== Data extract ==
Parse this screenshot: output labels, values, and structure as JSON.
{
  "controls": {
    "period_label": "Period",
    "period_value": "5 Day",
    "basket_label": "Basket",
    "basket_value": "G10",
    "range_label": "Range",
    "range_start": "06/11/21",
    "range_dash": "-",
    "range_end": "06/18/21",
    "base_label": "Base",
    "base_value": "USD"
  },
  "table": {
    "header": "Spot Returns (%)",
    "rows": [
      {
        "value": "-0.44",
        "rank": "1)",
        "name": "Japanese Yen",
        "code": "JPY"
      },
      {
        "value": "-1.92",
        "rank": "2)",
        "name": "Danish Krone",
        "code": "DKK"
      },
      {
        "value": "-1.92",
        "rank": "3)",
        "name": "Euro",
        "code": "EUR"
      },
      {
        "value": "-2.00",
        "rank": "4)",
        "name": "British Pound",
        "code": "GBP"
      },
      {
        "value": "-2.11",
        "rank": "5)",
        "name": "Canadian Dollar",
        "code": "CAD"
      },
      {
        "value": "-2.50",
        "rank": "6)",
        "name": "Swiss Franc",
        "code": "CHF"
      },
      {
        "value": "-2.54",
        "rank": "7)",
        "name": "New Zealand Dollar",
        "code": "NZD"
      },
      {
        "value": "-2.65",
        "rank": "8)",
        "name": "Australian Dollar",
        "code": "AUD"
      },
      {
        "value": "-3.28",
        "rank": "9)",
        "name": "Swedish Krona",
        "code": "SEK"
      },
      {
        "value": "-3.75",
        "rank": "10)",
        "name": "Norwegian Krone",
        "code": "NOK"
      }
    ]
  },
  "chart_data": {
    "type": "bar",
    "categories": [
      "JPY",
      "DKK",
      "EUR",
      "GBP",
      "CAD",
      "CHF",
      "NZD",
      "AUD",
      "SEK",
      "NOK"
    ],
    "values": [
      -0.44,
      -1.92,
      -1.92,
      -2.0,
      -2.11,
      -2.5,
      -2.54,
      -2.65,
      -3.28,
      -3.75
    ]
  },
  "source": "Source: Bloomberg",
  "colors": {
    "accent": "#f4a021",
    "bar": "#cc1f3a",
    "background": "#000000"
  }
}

== Goal ==
Write the material out again in its entirety, exactly as shown.

== Solution to the exercise ==
Parse this screenshot: output labels, values, and structure as JSON.
{
  "controls": {
    "period_label": "Period",
    "period_value": "5 Day",
    "basket_label": "Basket",
    "basket_value": "G10",
    "range_label": "Range",
    "range_start": "06/11/21",
    "range_dash": "-",
    "range_end": "06/18/21",
    "base_label": "Base",
    "base_value": "USD"
  },
  "table": {
    "header": "Spot Returns (%)",
    "rows": [
      {
        "value": "-0.44",
        "rank": "1)",
        "name": "Japanese Yen",
        "code": "JPY"
      },
      {
        "value": "-1.92",
        "rank": "2)",
        "name": "Danish Krone",
        "code": "DKK"
      },
      {
        "value": "-1.92",
        "rank": "3)",
        "name": "Euro",
        "code": "EUR"
      },
      {
        "value": "-2.00",
        "rank": "4)",
        "name": "British Pound",
        "code": "GBP"
      },
      {
        "value": "-2.11",
        "rank": "5)",
        "name": "Canadian Dollar",
        "code": "CAD"
      },
      {
        "value": "-2.50",
        "rank": "6)",
        "name": "Swiss Franc",
        "code": "CHF"
      },
      {
        "value": "-2.54",
        "rank": "7)",
        "name": "New Zealand Dollar",
        "code": "NZD"
      },
      {
        "value": "-2.65",
        "rank": "8)",
        "name": "Australian Dollar",
        "code": "AUD"
      },
      {
        "value": "-3.28",
        "rank": "9)",
        "name": "Swedish Krona",
        "code": "SEK"
      },
      {
        "value": "-3.75",
        "rank": "10)",
        "name": "Norwegian Krone",
        "code": "NOK"
      }
    ]
  },
  "chart_data": {
    "type": "bar",
    "categories": [
      "JPY",
      "DKK",
      "EUR",
      "GBP",
      "CAD",
      "CHF",
      "NZD",
      "AUD",
      "SEK",
      "NOK"
    ],
    "values": [
      -0.44,
      -1.92,
      -1.92,
      -2.0,
      -2.11,
      -2.5,
      -2.54,
      -2.65,
      -3.28,
      -3.75
    ]
  },
  "source": "Source: Bloomberg",
  "colors": {
    "accent": "#f4a021",
    "bar": "#cc1f3a",
    "background": "#000000"
  }
}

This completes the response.